WRITTEN TASK:
Pictures stay out of your copy, but everything else in the records below must be repeated exactly.

DATA SUPPLIED:
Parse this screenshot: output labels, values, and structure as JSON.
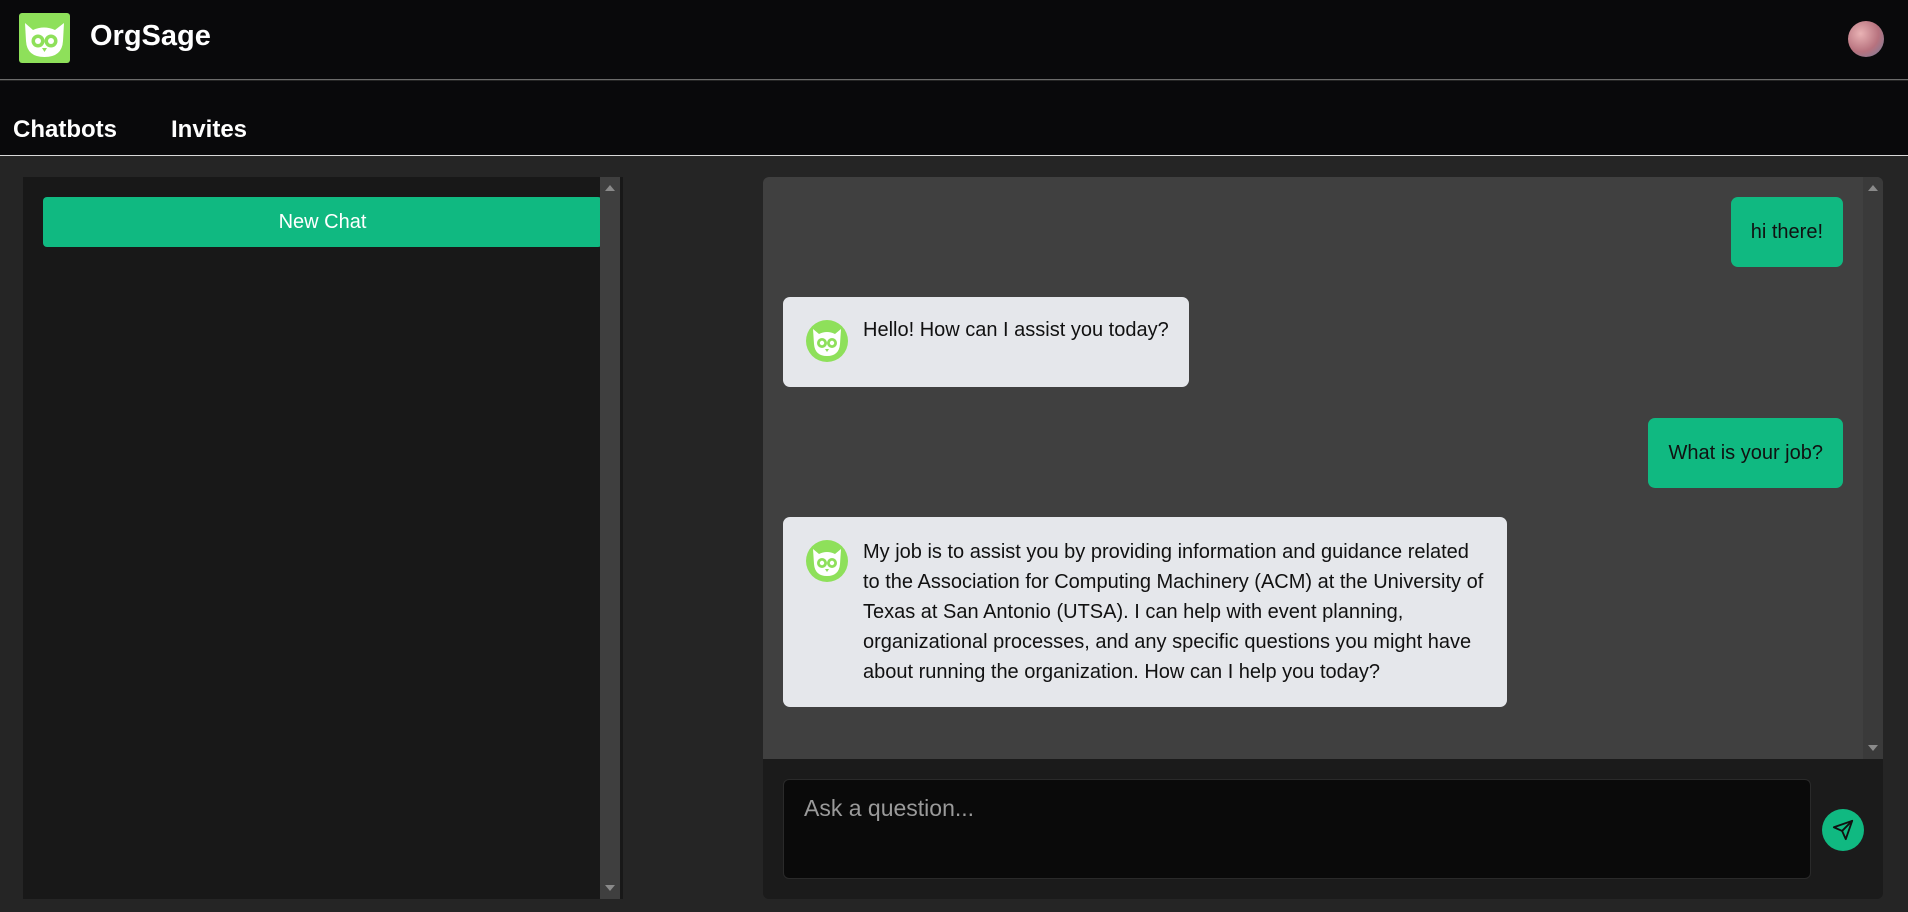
{
  "header": {
    "brand": "OrgSage",
    "logo_icon": "owl-icon"
  },
  "nav": {
    "chatbots": "Chatbots",
    "invites": "Invites"
  },
  "sidebar": {
    "new_chat_label": "New Chat"
  },
  "chat": {
    "messages": [
      {
        "role": "user",
        "text": "hi there!"
      },
      {
        "role": "bot",
        "text": "Hello! How can I assist you today?"
      },
      {
        "role": "user",
        "text": "What is your job?"
      },
      {
        "role": "bot",
        "text": "My job is to assist you by providing information and guidance related to the Association for Computing Machinery (ACM) at the University of Texas at San Antonio (UTSA). I can help with event planning, organizational processes, and any specific questions you might have about running the organization. How can I help you today?"
      }
    ],
    "input_placeholder": "Ask a question...",
    "send_icon": "send-icon"
  },
  "colors": {
    "accent": "#10b981",
    "logo_green": "#8ee05a",
    "bot_bubble": "#e5e7eb",
    "header_bg": "#09090b"
  }
}
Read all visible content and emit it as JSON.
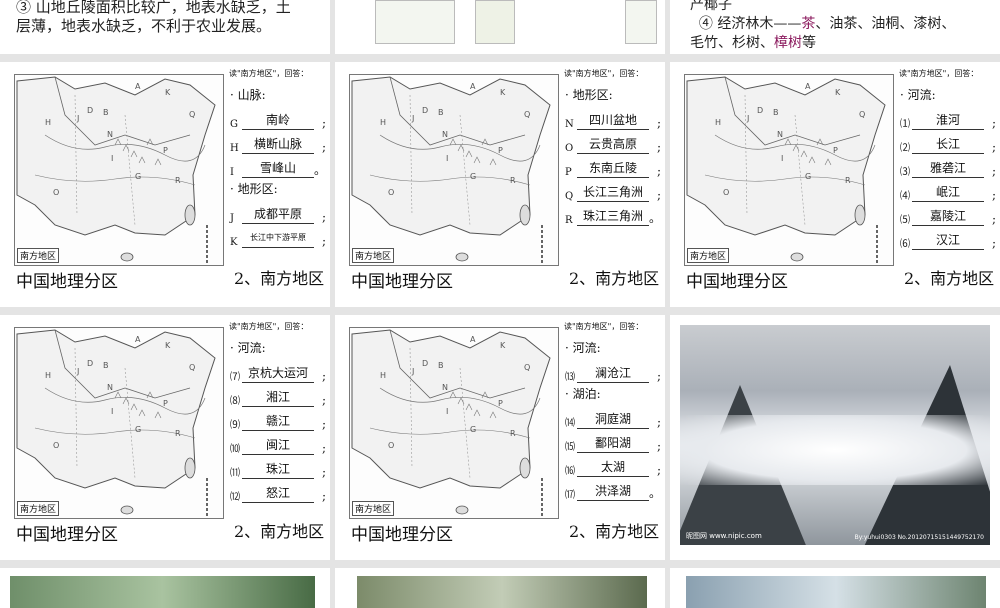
{
  "top_row": {
    "left_line1": "③ 山地丘陵面积比较广，地表水缺乏，土",
    "left_line2": "层薄，地表水缺乏，不利于农业发展。",
    "right_line1": "产椰子",
    "right_line2_a": "④ 经济林木——",
    "right_line2_b": "茶",
    "right_line2_c": "、油茶、油桐、漆树、",
    "right_line3_a": "毛竹、杉树、",
    "right_line3_b": "樟树",
    "right_line3_c": "等"
  },
  "common": {
    "map_label": "南方地区",
    "caption_left": "中国地理分区",
    "caption_right": "2、南方地区",
    "question_head": "读\"南方地区\"，回答："
  },
  "slides": [
    {
      "sections": [
        {
          "title": "· 山脉:",
          "rows": [
            {
              "key": "G",
              "value": "南岭",
              "end": ";"
            },
            {
              "key": "H",
              "value": "横断山脉",
              "end": ";"
            },
            {
              "key": "I",
              "value": "雪峰山",
              "end": "。"
            }
          ]
        },
        {
          "title": "· 地形区:",
          "rows": [
            {
              "key": "J",
              "value": "成都平原",
              "end": ";"
            },
            {
              "key": "K",
              "value": "长江中下游平原",
              "end": ";",
              "small": true
            }
          ]
        }
      ]
    },
    {
      "sections": [
        {
          "title": "· 地形区:",
          "rows": [
            {
              "key": "N",
              "value": "四川盆地",
              "end": ";"
            },
            {
              "key": "O",
              "value": "云贵高原",
              "end": ";"
            },
            {
              "key": "P",
              "value": "东南丘陵",
              "end": ";"
            },
            {
              "key": "Q",
              "value": "长江三角洲",
              "end": ";"
            },
            {
              "key": "R",
              "value": "珠江三角洲",
              "end": "。"
            }
          ]
        }
      ]
    },
    {
      "sections": [
        {
          "title": "· 河流:",
          "rows": [
            {
              "key": "⑴",
              "value": "淮河",
              "end": ";"
            },
            {
              "key": "⑵",
              "value": "长江",
              "end": ";"
            },
            {
              "key": "⑶",
              "value": "雅砻江",
              "end": ";"
            },
            {
              "key": "⑷",
              "value": "岷江",
              "end": ";"
            },
            {
              "key": "⑸",
              "value": "嘉陵江",
              "end": ";"
            },
            {
              "key": "⑹",
              "value": "汉江",
              "end": ";"
            }
          ]
        }
      ]
    },
    {
      "sections": [
        {
          "title": "· 河流:",
          "rows": [
            {
              "key": "⑺",
              "value": "京杭大运河",
              "end": ";"
            },
            {
              "key": "⑻",
              "value": "湘江",
              "end": ";"
            },
            {
              "key": "⑼",
              "value": "赣江",
              "end": ";"
            },
            {
              "key": "⑽",
              "value": "闽江",
              "end": ";"
            },
            {
              "key": "⑾",
              "value": "珠江",
              "end": ";"
            },
            {
              "key": "⑿",
              "value": "怒江",
              "end": ";"
            }
          ]
        }
      ]
    },
    {
      "sections": [
        {
          "title": "· 河流:",
          "rows": [
            {
              "key": "⒀",
              "value": "澜沧江",
              "end": ";"
            }
          ]
        },
        {
          "title": "· 湖泊:",
          "rows": [
            {
              "key": "⒁",
              "value": "洞庭湖",
              "end": ";"
            },
            {
              "key": "⒂",
              "value": "鄱阳湖",
              "end": ";"
            },
            {
              "key": "⒃",
              "value": "太湖",
              "end": ";"
            },
            {
              "key": "⒄",
              "value": "洪泽湖",
              "end": "。"
            }
          ]
        }
      ]
    }
  ],
  "photo": {
    "watermark_left": "昵图网 www.nipic.com",
    "watermark_right": "By:yuhui0303 No.20120715151449752170"
  },
  "colors": {
    "highlight": "#8b1a5e",
    "background": "#e4e4e4"
  }
}
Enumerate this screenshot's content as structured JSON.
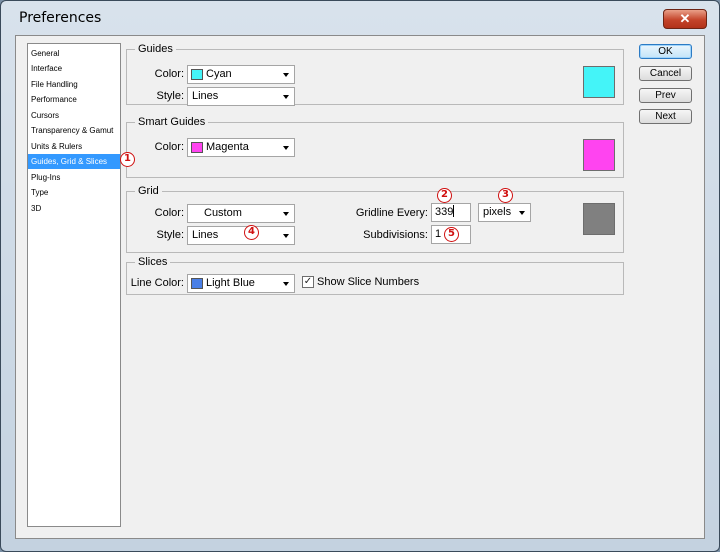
{
  "window": {
    "title": "Preferences",
    "close_glyph": "✕"
  },
  "nav": {
    "items": [
      "General",
      "Interface",
      "File Handling",
      "Performance",
      "Cursors",
      "Transparency & Gamut",
      "Units & Rulers",
      "Guides, Grid & Slices",
      "Plug-Ins",
      "Type",
      "3D"
    ],
    "selected_index": 7
  },
  "guides": {
    "label": "Guides",
    "color_label": "Color:",
    "color_value": "Cyan",
    "color_hex": "#44f4f8",
    "style_label": "Style:",
    "style_value": "Lines"
  },
  "smart_guides": {
    "label": "Smart Guides",
    "color_label": "Color:",
    "color_value": "Magenta",
    "color_hex": "#ff44f0"
  },
  "grid": {
    "label": "Grid",
    "color_label": "Color:",
    "color_value": "Custom",
    "color_hex": "#808080",
    "style_label": "Style:",
    "style_value": "Lines",
    "gridline_label": "Gridline Every:",
    "gridline_value": "339",
    "unit_value": "pixels",
    "subdivisions_label": "Subdivisions:",
    "subdivisions_value": "1"
  },
  "slices": {
    "label": "Slices",
    "line_color_label": "Line Color:",
    "line_color_value": "Light Blue",
    "line_color_hex": "#4a7fe6",
    "show_numbers_label": "Show Slice Numbers",
    "show_numbers_checked": true,
    "check_glyph": "✓"
  },
  "buttons": {
    "ok": "OK",
    "cancel": "Cancel",
    "prev": "Prev",
    "next": "Next"
  },
  "annotations": [
    "1",
    "2",
    "3",
    "4",
    "5"
  ]
}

RESULT:
Parse this screenshot: output labels, values, and structure as JSON.
{
  "header": {
    "brand": "OrgSage",
    "logo_icon": "owl-icon"
  },
  "nav": {
    "chatbots": "Chatbots",
    "invites": "Invites"
  },
  "sidebar": {
    "new_chat_label": "New Chat"
  },
  "chat": {
    "messages": [
      {
        "role": "user",
        "text": "hi there!"
      },
      {
        "role": "bot",
        "text": "Hello! How can I assist you today?"
      },
      {
        "role": "user",
        "text": "What is your job?"
      },
      {
        "role": "bot",
        "text": "My job is to assist you by providing information and guidance related to the Association for Computing Machinery (ACM) at the University of Texas at San Antonio (UTSA). I can help with event planning, organizational processes, and any specific questions you might have about running the organization. How can I help you today?"
      }
    ],
    "input_placeholder": "Ask a question...",
    "send_icon": "send-icon"
  },
  "colors": {
    "accent": "#10b981",
    "logo_green": "#8ee05a",
    "bot_bubble": "#e5e7eb",
    "header_bg": "#09090b"
  }
}
Read all visible content and emit it as JSON.
{
  "top_row": {
    "left_line1": "③ 山地丘陵面积比较广，地表水缺乏，土",
    "left_line2": "层薄，地表水缺乏，不利于农业发展。",
    "right_line1": "产椰子",
    "right_line2_a": "④ 经济林木——",
    "right_line2_b": "茶",
    "right_line2_c": "、油茶、油桐、漆树、",
    "right_line3_a": "毛竹、杉树、",
    "right_line3_b": "樟树",
    "right_line3_c": "等"
  },
  "common": {
    "map_label": "南方地区",
    "caption_left": "中国地理分区",
    "caption_right": "2、南方地区",
    "question_head": "读\"南方地区\"，回答："
  },
  "slides": [
    {
      "sections": [
        {
          "title": "· 山脉:",
          "rows": [
            {
              "key": "G",
              "value": "南岭",
              "end": ";"
            },
            {
              "key": "H",
              "value": "横断山脉",
              "end": ";"
            },
            {
              "key": "I",
              "value": "雪峰山",
              "end": "。"
            }
          ]
        },
        {
          "title": "· 地形区:",
          "rows": [
            {
              "key": "J",
              "value": "成都平原",
              "end": ";"
            },
            {
              "key": "K",
              "value": "长江中下游平原",
              "end": ";",
              "small": true
            }
          ]
        }
      ]
    },
    {
      "sections": [
        {
          "title": "· 地形区:",
          "rows": [
            {
              "key": "N",
              "value": "四川盆地",
              "end": ";"
            },
            {
              "key": "O",
              "value": "云贵高原",
              "end": ";"
            },
            {
              "key": "P",
              "value": "东南丘陵",
              "end": ";"
            },
            {
              "key": "Q",
              "value": "长江三角洲",
              "end": ";"
            },
            {
              "key": "R",
              "value": "珠江三角洲",
              "end": "。"
            }
          ]
        }
      ]
    },
    {
      "sections": [
        {
          "title": "· 河流:",
          "rows": [
            {
              "key": "⑴",
              "value": "淮河",
              "end": ";"
            },
            {
              "key": "⑵",
              "value": "长江",
              "end": ";"
            },
            {
              "key": "⑶",
              "value": "雅砻江",
              "end": ";"
            },
            {
              "key": "⑷",
              "value": "岷江",
              "end": ";"
            },
            {
              "key": "⑸",
              "value": "嘉陵江",
              "end": ";"
            },
            {
              "key": "⑹",
              "value": "汉江",
              "end": ";"
            }
          ]
        }
      ]
    },
    {
      "sections": [
        {
          "title": "· 河流:",
          "rows": [
            {
              "key": "⑺",
              "value": "京杭大运河",
              "end": ";"
            },
            {
              "key": "⑻",
              "value": "湘江",
              "end": ";"
            },
            {
              "key": "⑼",
              "value": "赣江",
              "end": ";"
            },
            {
              "key": "⑽",
              "value": "闽江",
              "end": ";"
            },
            {
              "key": "⑾",
              "value": "珠江",
              "end": ";"
            },
            {
              "key": "⑿",
              "value": "怒江",
              "end": ";"
            }
          ]
        }
      ]
    },
    {
      "sections": [
        {
          "title": "· 河流:",
          "rows": [
            {
              "key": "⒀",
              "value": "澜沧江",
              "end": ";"
            }
          ]
        },
        {
          "title": "· 湖泊:",
          "rows": [
            {
              "key": "⒁",
              "value": "洞庭湖",
              "end": ";"
            },
            {
              "key": "⒂",
              "value": "鄱阳湖",
              "end": ";"
            },
            {
              "key": "⒃",
              "value": "太湖",
              "end": ";"
            },
            {
              "key": "⒄",
              "value": "洪泽湖",
              "end": "。"
            }
          ]
        }
      ]
    }
  ],
  "photo": {
    "watermark_left": "昵图网 www.nipic.com",
    "watermark_right": "By:yuhui0303 No.20120715151449752170"
  },
  "colors": {
    "highlight": "#8b1a5e",
    "background": "#e4e4e4"
  }
}
Enumerate this screenshot's content as structured JSON.
{
  "window": {
    "title": "Preferences",
    "close_glyph": "✕"
  },
  "nav": {
    "items": [
      "General",
      "Interface",
      "File Handling",
      "Performance",
      "Cursors",
      "Transparency & Gamut",
      "Units & Rulers",
      "Guides, Grid & Slices",
      "Plug-Ins",
      "Type",
      "3D"
    ],
    "selected_index": 7
  },
  "guides": {
    "label": "Guides",
    "color_label": "Color:",
    "color_value": "Cyan",
    "color_hex": "#44f4f8",
    "style_label": "Style:",
    "style_value": "Lines"
  },
  "smart_guides": {
    "label": "Smart Guides",
    "color_label": "Color:",
    "color_value": "Magenta",
    "color_hex": "#ff44f0"
  },
  "grid": {
    "label": "Grid",
    "color_label": "Color:",
    "color_value": "Custom",
    "color_hex": "#808080",
    "style_label": "Style:",
    "style_value": "Lines",
    "gridline_label": "Gridline Every:",
    "gridline_value": "339",
    "unit_value": "pixels",
    "subdivisions_label": "Subdivisions:",
    "subdivisions_value": "1"
  },
  "slices": {
    "label": "Slices",
    "line_color_label": "Line Color:",
    "line_color_value": "Light Blue",
    "line_color_hex": "#4a7fe6",
    "show_numbers_label": "Show Slice Numbers",
    "show_numbers_checked": true,
    "check_glyph": "✓"
  },
  "buttons": {
    "ok": "OK",
    "cancel": "Cancel",
    "prev": "Prev",
    "next": "Next"
  },
  "annotations": [
    "1",
    "2",
    "3",
    "4",
    "5"
  ]
}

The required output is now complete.